Print all records exactly, leaving nothing out.

(Records)
◇ ◇ ◇ ◇ ◇ ◇ ◇

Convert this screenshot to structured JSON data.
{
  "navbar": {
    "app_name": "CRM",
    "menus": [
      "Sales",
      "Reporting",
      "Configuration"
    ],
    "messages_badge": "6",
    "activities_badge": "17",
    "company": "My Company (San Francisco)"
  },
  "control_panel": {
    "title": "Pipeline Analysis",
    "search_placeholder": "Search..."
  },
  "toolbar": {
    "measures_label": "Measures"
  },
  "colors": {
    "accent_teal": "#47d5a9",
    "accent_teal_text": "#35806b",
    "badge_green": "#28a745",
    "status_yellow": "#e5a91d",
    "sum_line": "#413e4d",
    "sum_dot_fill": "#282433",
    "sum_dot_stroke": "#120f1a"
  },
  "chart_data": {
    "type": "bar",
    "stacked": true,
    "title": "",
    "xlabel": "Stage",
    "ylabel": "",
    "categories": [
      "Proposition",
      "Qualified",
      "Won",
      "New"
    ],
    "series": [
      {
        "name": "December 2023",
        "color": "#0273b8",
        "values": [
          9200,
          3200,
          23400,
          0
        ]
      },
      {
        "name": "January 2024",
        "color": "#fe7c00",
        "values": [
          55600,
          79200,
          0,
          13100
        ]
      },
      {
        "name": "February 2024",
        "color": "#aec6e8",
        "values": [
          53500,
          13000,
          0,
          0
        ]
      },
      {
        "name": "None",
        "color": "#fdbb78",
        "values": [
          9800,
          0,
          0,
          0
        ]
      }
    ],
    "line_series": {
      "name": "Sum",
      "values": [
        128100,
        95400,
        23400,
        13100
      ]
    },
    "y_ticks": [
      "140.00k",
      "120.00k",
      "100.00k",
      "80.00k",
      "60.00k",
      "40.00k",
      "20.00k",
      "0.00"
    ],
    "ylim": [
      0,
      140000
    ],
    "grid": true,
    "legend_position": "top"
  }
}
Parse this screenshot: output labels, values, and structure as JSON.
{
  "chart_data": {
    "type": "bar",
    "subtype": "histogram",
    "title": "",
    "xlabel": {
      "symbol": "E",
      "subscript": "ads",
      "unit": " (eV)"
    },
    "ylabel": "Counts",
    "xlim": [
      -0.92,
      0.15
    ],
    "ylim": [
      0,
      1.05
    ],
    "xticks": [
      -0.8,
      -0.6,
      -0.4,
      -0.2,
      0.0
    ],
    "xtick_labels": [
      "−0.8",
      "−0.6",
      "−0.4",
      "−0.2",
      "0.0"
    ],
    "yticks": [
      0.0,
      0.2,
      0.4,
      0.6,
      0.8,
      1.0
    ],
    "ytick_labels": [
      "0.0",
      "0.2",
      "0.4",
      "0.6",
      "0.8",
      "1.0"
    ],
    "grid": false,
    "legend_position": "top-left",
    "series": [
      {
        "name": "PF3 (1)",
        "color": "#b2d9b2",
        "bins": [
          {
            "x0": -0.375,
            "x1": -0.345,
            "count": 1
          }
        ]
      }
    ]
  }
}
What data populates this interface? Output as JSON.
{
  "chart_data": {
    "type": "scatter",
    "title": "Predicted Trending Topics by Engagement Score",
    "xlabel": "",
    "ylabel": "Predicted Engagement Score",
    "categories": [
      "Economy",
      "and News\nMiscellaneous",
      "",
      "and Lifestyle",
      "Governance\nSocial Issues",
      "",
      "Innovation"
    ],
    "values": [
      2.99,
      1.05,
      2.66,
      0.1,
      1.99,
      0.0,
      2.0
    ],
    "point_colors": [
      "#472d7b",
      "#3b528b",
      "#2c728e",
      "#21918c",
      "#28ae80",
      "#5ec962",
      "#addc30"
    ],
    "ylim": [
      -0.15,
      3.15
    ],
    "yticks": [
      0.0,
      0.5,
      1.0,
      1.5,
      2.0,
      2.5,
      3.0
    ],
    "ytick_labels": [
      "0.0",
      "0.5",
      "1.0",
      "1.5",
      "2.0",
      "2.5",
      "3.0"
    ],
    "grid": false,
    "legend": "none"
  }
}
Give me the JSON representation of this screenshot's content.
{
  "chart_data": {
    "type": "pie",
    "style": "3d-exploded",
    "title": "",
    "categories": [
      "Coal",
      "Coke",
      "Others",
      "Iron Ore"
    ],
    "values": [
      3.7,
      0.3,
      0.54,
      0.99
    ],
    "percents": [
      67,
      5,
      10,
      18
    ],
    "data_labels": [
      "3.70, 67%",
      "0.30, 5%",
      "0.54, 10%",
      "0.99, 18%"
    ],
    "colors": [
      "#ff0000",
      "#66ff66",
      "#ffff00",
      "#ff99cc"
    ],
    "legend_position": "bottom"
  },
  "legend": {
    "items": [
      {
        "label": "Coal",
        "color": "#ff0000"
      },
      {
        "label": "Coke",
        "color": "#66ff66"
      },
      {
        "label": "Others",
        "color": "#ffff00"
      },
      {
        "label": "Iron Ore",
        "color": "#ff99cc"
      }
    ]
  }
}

◇ ◇ ◇ ◇ ◇ ◇ ◇

◆ OUTPUT BELOW
Convert this screenshot to structured JSON data.
{
  "navbar": {
    "app_name": "CRM",
    "menus": [
      "Sales",
      "Reporting",
      "Configuration"
    ],
    "messages_badge": "6",
    "activities_badge": "17",
    "company": "My Company (San Francisco)"
  },
  "control_panel": {
    "title": "Pipeline Analysis",
    "search_placeholder": "Search..."
  },
  "toolbar": {
    "measures_label": "Measures"
  },
  "colors": {
    "accent_teal": "#47d5a9",
    "accent_teal_text": "#35806b",
    "badge_green": "#28a745",
    "status_yellow": "#e5a91d",
    "sum_line": "#413e4d",
    "sum_dot_fill": "#282433",
    "sum_dot_stroke": "#120f1a"
  },
  "chart_data": {
    "type": "bar",
    "stacked": true,
    "title": "",
    "xlabel": "Stage",
    "ylabel": "",
    "categories": [
      "Proposition",
      "Qualified",
      "Won",
      "New"
    ],
    "series": [
      {
        "name": "December 2023",
        "color": "#0273b8",
        "values": [
          9200,
          3200,
          23400,
          0
        ]
      },
      {
        "name": "January 2024",
        "color": "#fe7c00",
        "values": [
          55600,
          79200,
          0,
          13100
        ]
      },
      {
        "name": "February 2024",
        "color": "#aec6e8",
        "values": [
          53500,
          13000,
          0,
          0
        ]
      },
      {
        "name": "None",
        "color": "#fdbb78",
        "values": [
          9800,
          0,
          0,
          0
        ]
      }
    ],
    "line_series": {
      "name": "Sum",
      "values": [
        128100,
        95400,
        23400,
        13100
      ]
    },
    "y_ticks": [
      "140.00k",
      "120.00k",
      "100.00k",
      "80.00k",
      "60.00k",
      "40.00k",
      "20.00k",
      "0.00"
    ],
    "ylim": [
      0,
      140000
    ],
    "grid": true,
    "legend_position": "top"
  }
}
Parse this screenshot: output labels, values, and structure as JSON.
{
  "chart_data": {
    "type": "bar",
    "subtype": "histogram",
    "title": "",
    "xlabel": {
      "symbol": "E",
      "subscript": "ads",
      "unit": " (eV)"
    },
    "ylabel": "Counts",
    "xlim": [
      -0.92,
      0.15
    ],
    "ylim": [
      0,
      1.05
    ],
    "xticks": [
      -0.8,
      -0.6,
      -0.4,
      -0.2,
      0.0
    ],
    "xtick_labels": [
      "−0.8",
      "−0.6",
      "−0.4",
      "−0.2",
      "0.0"
    ],
    "yticks": [
      0.0,
      0.2,
      0.4,
      0.6,
      0.8,
      1.0
    ],
    "ytick_labels": [
      "0.0",
      "0.2",
      "0.4",
      "0.6",
      "0.8",
      "1.0"
    ],
    "grid": false,
    "legend_position": "top-left",
    "series": [
      {
        "name": "PF3 (1)",
        "color": "#b2d9b2",
        "bins": [
          {
            "x0": -0.375,
            "x1": -0.345,
            "count": 1
          }
        ]
      }
    ]
  }
}
What data populates this interface? Output as JSON.
{
  "chart_data": {
    "type": "scatter",
    "title": "Predicted Trending Topics by Engagement Score",
    "xlabel": "",
    "ylabel": "Predicted Engagement Score",
    "categories": [
      "Economy",
      "and News\nMiscellaneous",
      "",
      "and Lifestyle",
      "Governance\nSocial Issues",
      "",
      "Innovation"
    ],
    "values": [
      2.99,
      1.05,
      2.66,
      0.1,
      1.99,
      0.0,
      2.0
    ],
    "point_colors": [
      "#472d7b",
      "#3b528b",
      "#2c728e",
      "#21918c",
      "#28ae80",
      "#5ec962",
      "#addc30"
    ],
    "ylim": [
      -0.15,
      3.15
    ],
    "yticks": [
      0.0,
      0.5,
      1.0,
      1.5,
      2.0,
      2.5,
      3.0
    ],
    "ytick_labels": [
      "0.0",
      "0.5",
      "1.0",
      "1.5",
      "2.0",
      "2.5",
      "3.0"
    ],
    "grid": false,
    "legend": "none"
  }
}
Give me the JSON representation of this screenshot's content.
{
  "chart_data": {
    "type": "pie",
    "style": "3d-exploded",
    "title": "",
    "categories": [
      "Coal",
      "Coke",
      "Others",
      "Iron Ore"
    ],
    "values": [
      3.7,
      0.3,
      0.54,
      0.99
    ],
    "percents": [
      67,
      5,
      10,
      18
    ],
    "data_labels": [
      "3.70, 67%",
      "0.30, 5%",
      "0.54, 10%",
      "0.99, 18%"
    ],
    "colors": [
      "#ff0000",
      "#66ff66",
      "#ffff00",
      "#ff99cc"
    ],
    "legend_position": "bottom"
  },
  "legend": {
    "items": [
      {
        "label": "Coal",
        "color": "#ff0000"
      },
      {
        "label": "Coke",
        "color": "#66ff66"
      },
      {
        "label": "Others",
        "color": "#ffff00"
      },
      {
        "label": "Iron Ore",
        "color": "#ff99cc"
      }
    ]
  }
}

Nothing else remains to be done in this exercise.